**SUPPLIED INFORMATION:**
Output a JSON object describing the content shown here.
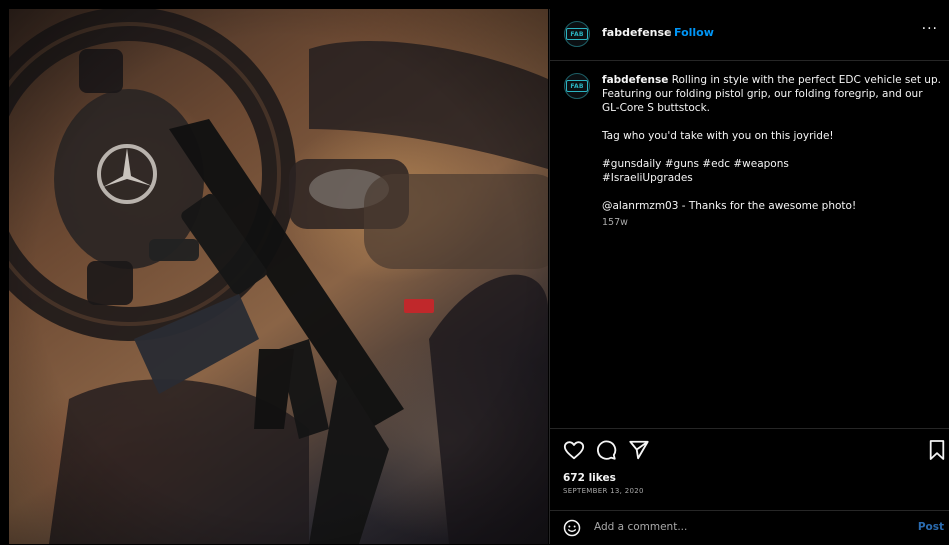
{
  "post": {
    "image_alt_icon": "post-photo",
    "header": {
      "avatar_text": "FAB",
      "username": "fabdefense",
      "separator": "•",
      "follow_label": "Follow",
      "more_label": "···"
    },
    "caption": {
      "avatar_text": "FAB",
      "username": "fabdefense",
      "line1": "Rolling in style with the perfect EDC vehicle set up. Featuring our folding pistol grip, our folding foregrip, and our GL-Core S buttstock.",
      "line2": "Tag who you'd take with you on this joyride!",
      "hashtags1": "#gunsdaily #guns #edc #weapons",
      "hashtags2": "#IsraeliUpgrades",
      "credit": "@alanrmzm03 - Thanks for the awesome photo!",
      "time_ago": "157w"
    },
    "actions": {
      "icons": [
        "heart-icon",
        "comment-icon",
        "share-icon",
        "bookmark-icon"
      ]
    },
    "likes": "672 likes",
    "date": "SEPTEMBER 13, 2020",
    "comment": {
      "placeholder": "Add a comment...",
      "post_label": "Post"
    }
  },
  "colors": {
    "background": "#000000",
    "text": "#f5f5f5",
    "muted": "#a8a8a8",
    "link_blue": "#0095f6",
    "post_disabled": "#2a6bb0",
    "divider": "#262626",
    "brand_teal": "#2bb4c2"
  }
}
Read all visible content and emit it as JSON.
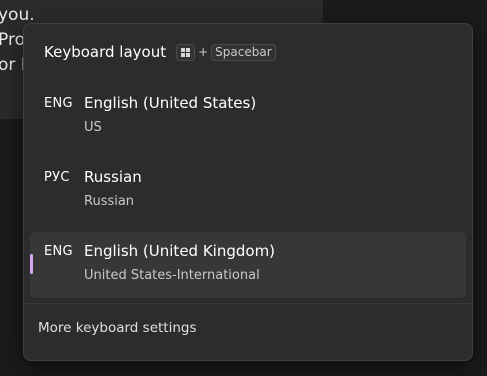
{
  "background_window": {
    "lines": [
      "you.",
      "Prov",
      "or N"
    ]
  },
  "flyout": {
    "title": "Keyboard layout",
    "shortcut": {
      "modifier_icon": "windows-logo-icon",
      "plus": "+",
      "key": "Spacebar"
    },
    "layouts": [
      {
        "code": "ENG",
        "name": "English (United States)",
        "keyboard": "US",
        "selected": false
      },
      {
        "code": "РУС",
        "name": "Russian",
        "keyboard": "Russian",
        "selected": false
      },
      {
        "code": "ENG",
        "name": "English (United Kingdom)",
        "keyboard": "United States-International",
        "selected": true
      }
    ],
    "more_settings": "More keyboard settings"
  },
  "colors": {
    "selection_indicator": "#d6a7f0",
    "flyout_background": "#2c2c2c",
    "selected_row_background": "#373737"
  }
}
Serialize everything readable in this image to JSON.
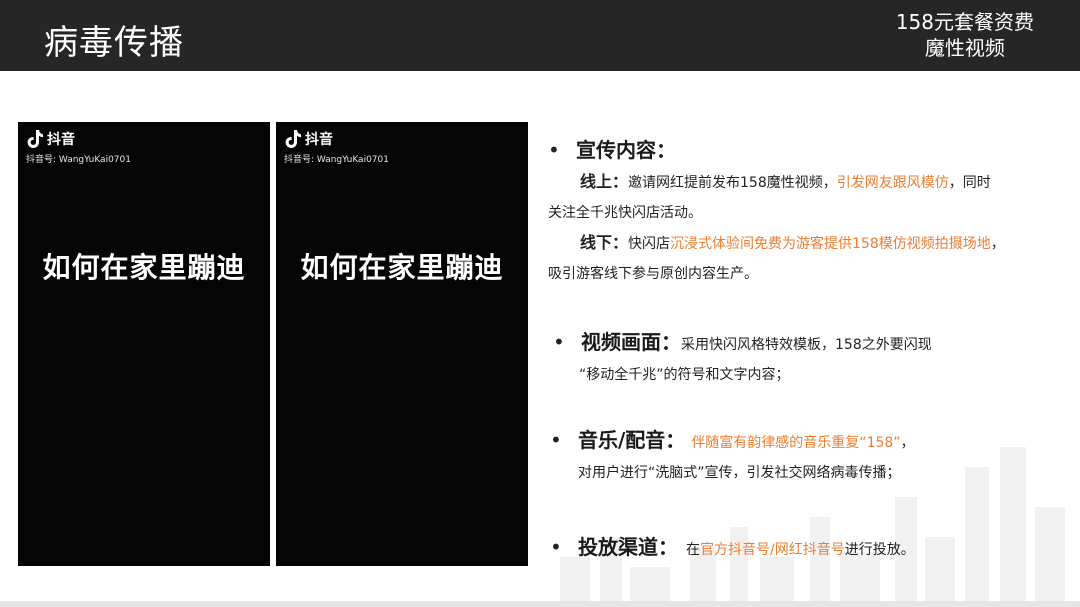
{
  "header": {
    "title": "病毒传播",
    "tag_line1": "158元套餐资费",
    "tag_line2": "魔性视频"
  },
  "phones": [
    {
      "logo_text": "抖音",
      "account": "抖音号: WangYuKai0701",
      "caption": "如何在家里蹦迪"
    },
    {
      "logo_text": "抖音",
      "account": "抖音号: WangYuKai0701",
      "caption": "如何在家里蹦迪"
    }
  ],
  "sections": {
    "promo": {
      "bullet": "•",
      "title": "宣传内容：",
      "online_label": "线上：",
      "online_text1": "邀请网红提前发布158魔性视频，",
      "online_highlight": "引发网友跟风模仿",
      "online_text2": "，同时",
      "online_text3": "关注全千兆快闪店活动。",
      "offline_label": "线下：",
      "offline_text1": "快闪店",
      "offline_highlight": "沉浸式体验间免费为游客提供158模仿视频拍摄场地",
      "offline_text2": "，",
      "offline_text3": "吸引游客线下参与原创内容生产。"
    },
    "video": {
      "bullet": "•",
      "title": "视频画面：",
      "text1": "采用快闪风格特效模板，158之外要闪现",
      "text2": "“移动全千兆”的符号和文字内容；"
    },
    "music": {
      "bullet": "•",
      "title": "音乐/配音：",
      "highlight": "伴随富有韵律感的音乐重复“158”",
      "text_end": "，",
      "text2": "对用户进行“洗脑式”宣传，引发社交网络病毒传播；"
    },
    "channel": {
      "bullet": "•",
      "title": "投放渠道：",
      "text1": "在",
      "highlight": "官方抖音号/网红抖音号",
      "text2": "进行投放。"
    }
  },
  "colors": {
    "accent": "#ed7d31",
    "header_bg": "#262626"
  }
}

**EXERCISE INSTRUCTIONS:**
List all lines where "United" occurs.

**CORRECT ANSWER:**
        "name": "English (United States)",
        "name": "English (United Kingdom)",
        "keyboard": "United States-International",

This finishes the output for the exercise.